_WHAT THE EXERCISE ASKS:_
Return each line containing "JSON".

begin

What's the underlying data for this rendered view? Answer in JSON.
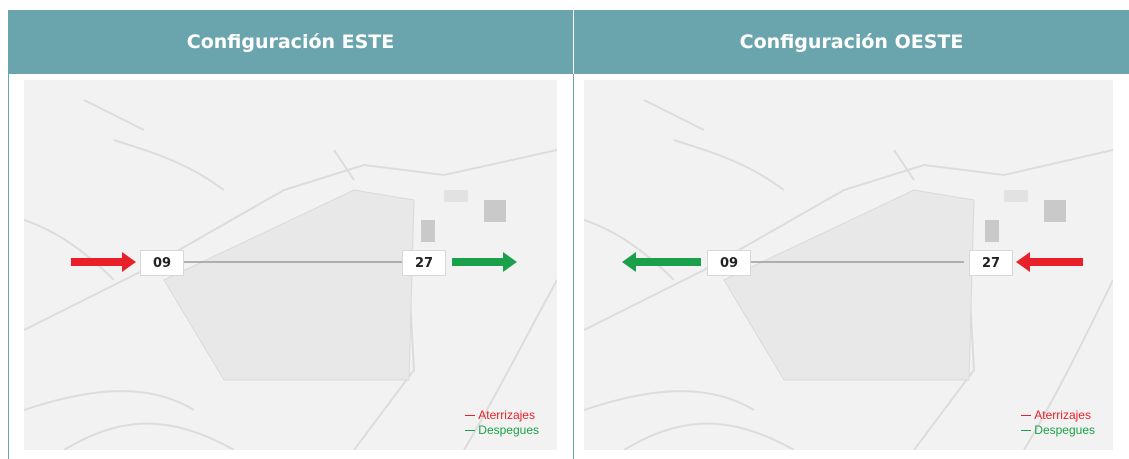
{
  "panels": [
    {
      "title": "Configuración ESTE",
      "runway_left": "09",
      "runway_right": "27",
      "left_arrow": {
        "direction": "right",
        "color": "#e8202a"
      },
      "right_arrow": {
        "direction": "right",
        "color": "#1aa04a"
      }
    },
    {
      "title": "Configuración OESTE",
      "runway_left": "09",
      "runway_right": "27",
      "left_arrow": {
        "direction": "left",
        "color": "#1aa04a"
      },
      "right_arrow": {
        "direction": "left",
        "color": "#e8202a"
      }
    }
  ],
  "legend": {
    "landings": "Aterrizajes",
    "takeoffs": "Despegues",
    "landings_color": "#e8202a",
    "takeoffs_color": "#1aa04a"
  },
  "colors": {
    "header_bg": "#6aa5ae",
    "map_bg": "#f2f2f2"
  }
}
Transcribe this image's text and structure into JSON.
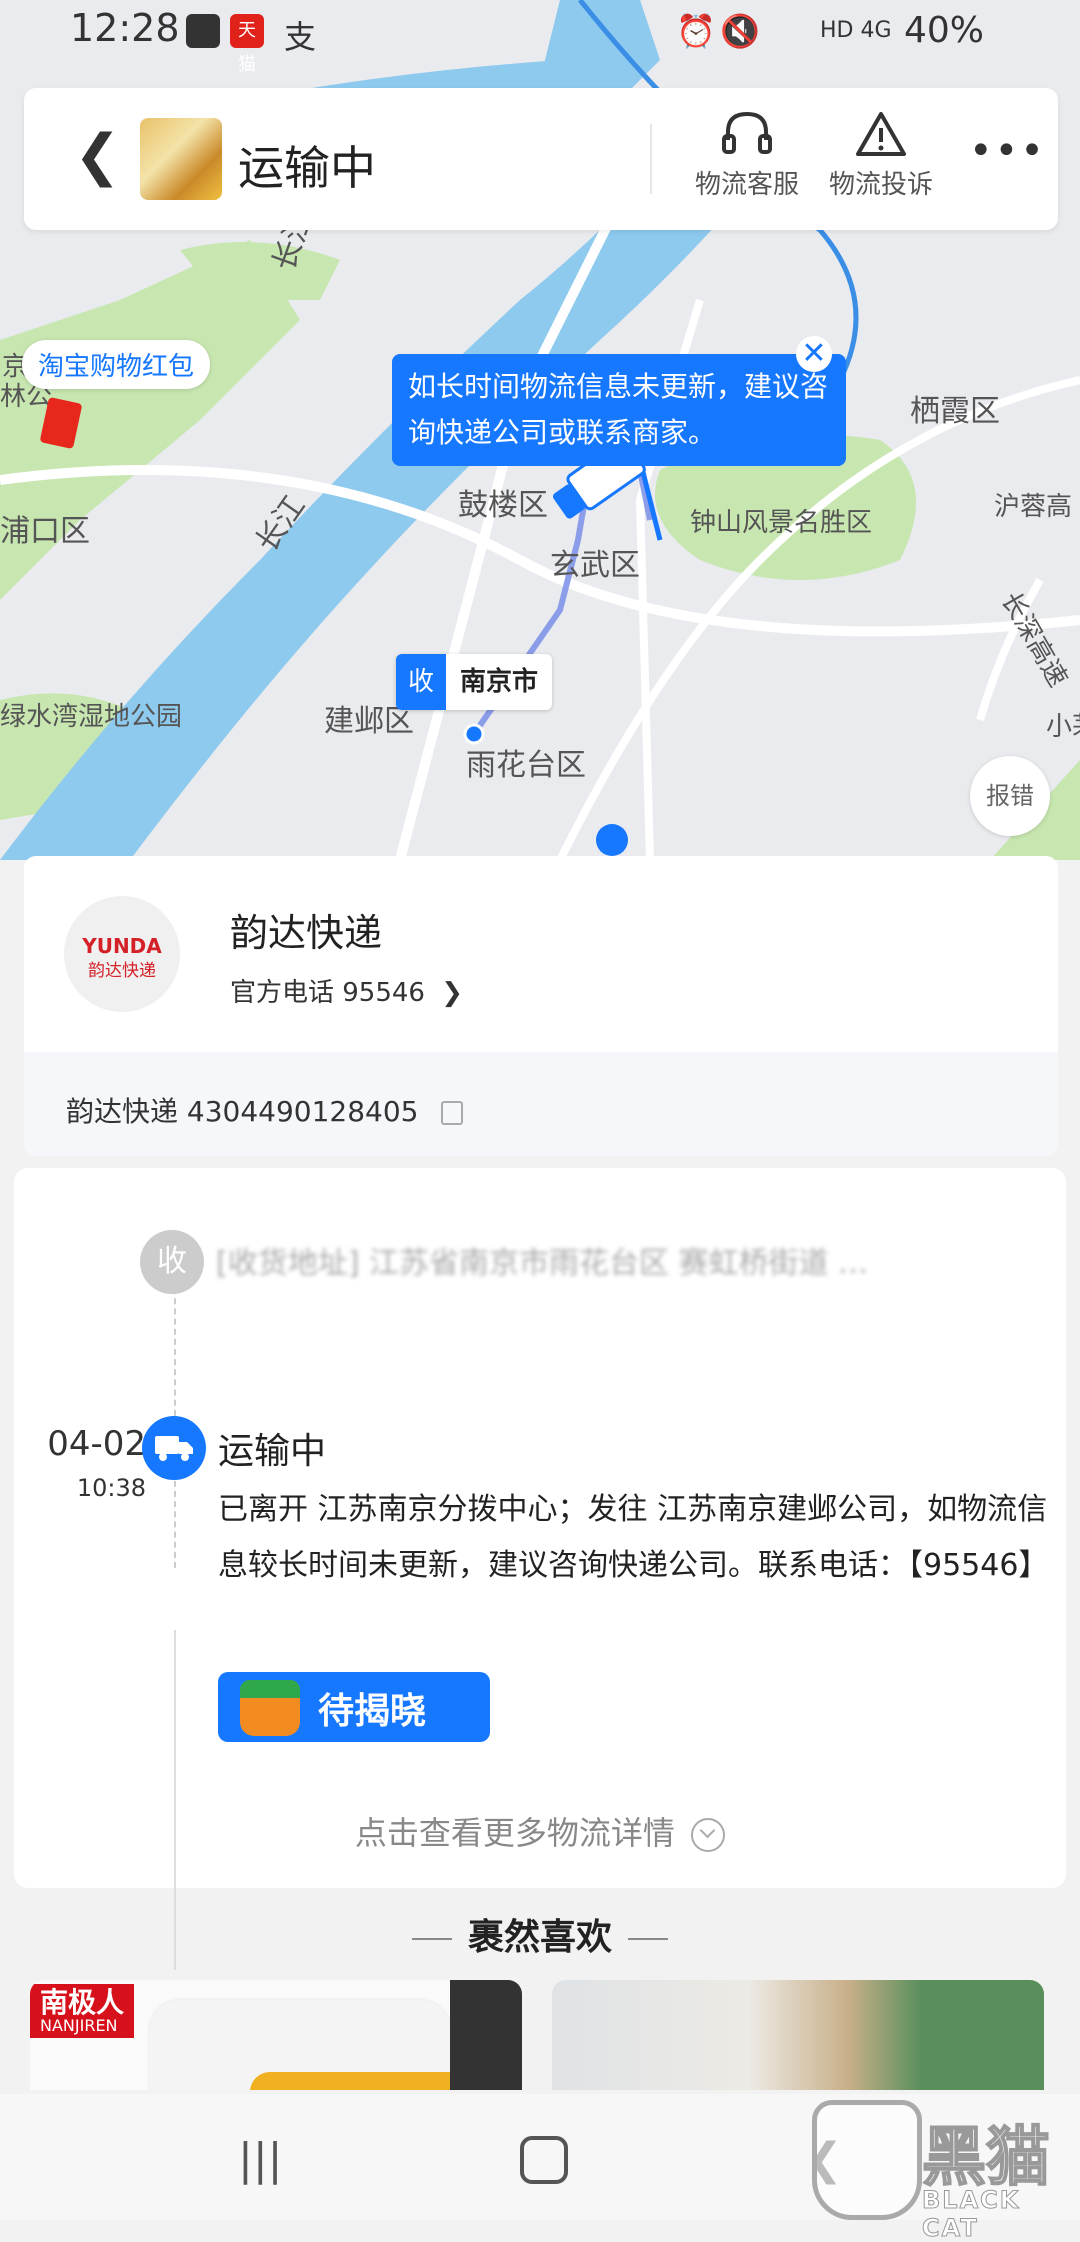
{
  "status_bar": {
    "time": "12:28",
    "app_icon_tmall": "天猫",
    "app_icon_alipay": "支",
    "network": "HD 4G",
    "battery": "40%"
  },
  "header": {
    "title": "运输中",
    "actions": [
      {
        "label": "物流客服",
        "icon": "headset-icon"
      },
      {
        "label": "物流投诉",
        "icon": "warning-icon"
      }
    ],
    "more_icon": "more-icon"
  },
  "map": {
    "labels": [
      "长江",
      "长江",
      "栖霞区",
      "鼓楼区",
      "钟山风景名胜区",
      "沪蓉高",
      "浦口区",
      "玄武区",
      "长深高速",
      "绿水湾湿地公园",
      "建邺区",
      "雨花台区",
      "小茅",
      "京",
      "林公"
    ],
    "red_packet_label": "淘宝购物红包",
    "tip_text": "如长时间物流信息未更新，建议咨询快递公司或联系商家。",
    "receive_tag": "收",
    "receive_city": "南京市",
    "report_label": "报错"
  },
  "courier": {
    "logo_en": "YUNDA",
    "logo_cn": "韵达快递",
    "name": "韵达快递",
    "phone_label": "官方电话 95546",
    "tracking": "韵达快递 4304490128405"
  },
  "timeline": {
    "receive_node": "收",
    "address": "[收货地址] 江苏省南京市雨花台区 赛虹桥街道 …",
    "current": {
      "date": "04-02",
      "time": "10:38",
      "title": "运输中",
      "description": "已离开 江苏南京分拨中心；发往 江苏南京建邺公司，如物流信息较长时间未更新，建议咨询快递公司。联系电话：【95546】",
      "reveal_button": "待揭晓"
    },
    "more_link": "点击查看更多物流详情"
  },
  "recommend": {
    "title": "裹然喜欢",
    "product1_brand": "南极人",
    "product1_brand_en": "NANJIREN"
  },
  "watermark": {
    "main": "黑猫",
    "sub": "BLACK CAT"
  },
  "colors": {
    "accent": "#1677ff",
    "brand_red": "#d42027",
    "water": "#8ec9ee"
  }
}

end
begin

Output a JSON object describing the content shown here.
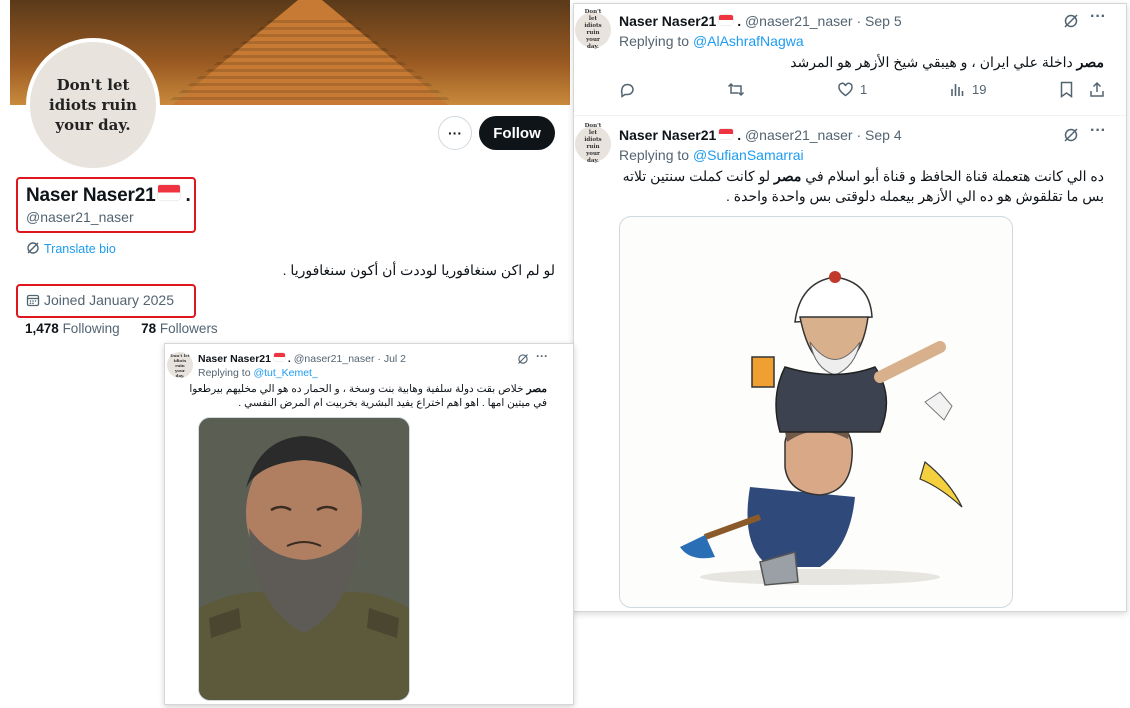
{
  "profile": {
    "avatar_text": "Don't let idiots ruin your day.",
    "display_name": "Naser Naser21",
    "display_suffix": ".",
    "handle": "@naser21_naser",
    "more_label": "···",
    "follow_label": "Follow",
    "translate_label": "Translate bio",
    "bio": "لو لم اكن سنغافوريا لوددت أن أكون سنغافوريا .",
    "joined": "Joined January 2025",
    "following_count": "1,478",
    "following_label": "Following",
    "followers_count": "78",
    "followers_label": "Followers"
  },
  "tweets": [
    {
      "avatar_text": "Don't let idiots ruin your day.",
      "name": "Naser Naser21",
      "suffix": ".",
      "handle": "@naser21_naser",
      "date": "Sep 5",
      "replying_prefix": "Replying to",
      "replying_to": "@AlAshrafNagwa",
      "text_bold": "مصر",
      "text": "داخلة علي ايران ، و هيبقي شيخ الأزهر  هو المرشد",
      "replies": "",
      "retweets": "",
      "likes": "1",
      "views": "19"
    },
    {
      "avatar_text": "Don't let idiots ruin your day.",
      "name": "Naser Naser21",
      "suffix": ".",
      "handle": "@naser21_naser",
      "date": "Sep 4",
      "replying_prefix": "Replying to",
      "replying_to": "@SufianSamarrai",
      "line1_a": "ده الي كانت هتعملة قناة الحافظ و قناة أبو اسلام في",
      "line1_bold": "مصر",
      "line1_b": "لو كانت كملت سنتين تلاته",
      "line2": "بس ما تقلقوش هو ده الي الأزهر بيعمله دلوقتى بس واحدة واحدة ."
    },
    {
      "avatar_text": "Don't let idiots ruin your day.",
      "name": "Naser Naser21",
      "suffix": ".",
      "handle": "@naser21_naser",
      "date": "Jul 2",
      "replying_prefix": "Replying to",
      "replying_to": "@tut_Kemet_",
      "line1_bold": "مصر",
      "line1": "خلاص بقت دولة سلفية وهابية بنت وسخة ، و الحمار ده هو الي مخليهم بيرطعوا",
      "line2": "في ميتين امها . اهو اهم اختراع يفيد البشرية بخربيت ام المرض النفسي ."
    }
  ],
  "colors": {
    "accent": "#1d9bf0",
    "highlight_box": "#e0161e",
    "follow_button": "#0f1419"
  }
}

end

_RESPONSE TO THIS TASK:_
What's the underlying data for this rendered view? Answer in JSON.
Transcribe this image's text and structure into JSON.
Output a JSON object describing the content shown here.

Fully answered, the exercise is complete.